Output every line below without omitting or altering anything.
** Start Raw records **
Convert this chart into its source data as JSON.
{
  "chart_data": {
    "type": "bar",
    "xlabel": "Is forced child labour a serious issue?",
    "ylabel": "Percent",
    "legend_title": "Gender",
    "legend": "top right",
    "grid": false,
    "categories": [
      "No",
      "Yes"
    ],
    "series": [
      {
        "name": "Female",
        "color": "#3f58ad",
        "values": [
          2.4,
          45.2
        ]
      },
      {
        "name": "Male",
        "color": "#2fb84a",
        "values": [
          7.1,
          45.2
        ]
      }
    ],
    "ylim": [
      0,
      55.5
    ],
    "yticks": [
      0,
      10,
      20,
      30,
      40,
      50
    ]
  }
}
** End Raw records **
• Solution to this task
Convert this chart into its source data as JSON.
{
  "chart_data": {
    "type": "bar",
    "xlabel": "Is forced child labour a serious issue?",
    "ylabel": "Percent",
    "legend_title": "Gender",
    "legend": "top right",
    "grid": false,
    "categories": [
      "No",
      "Yes"
    ],
    "series": [
      {
        "name": "Female",
        "color": "#3f58ad",
        "values": [
          2.4,
          45.2
        ]
      },
      {
        "name": "Male",
        "color": "#2fb84a",
        "values": [
          7.1,
          45.2
        ]
      }
    ],
    "ylim": [
      0,
      55.5
    ],
    "yticks": [
      0,
      10,
      20,
      30,
      40,
      50
    ]
  }
}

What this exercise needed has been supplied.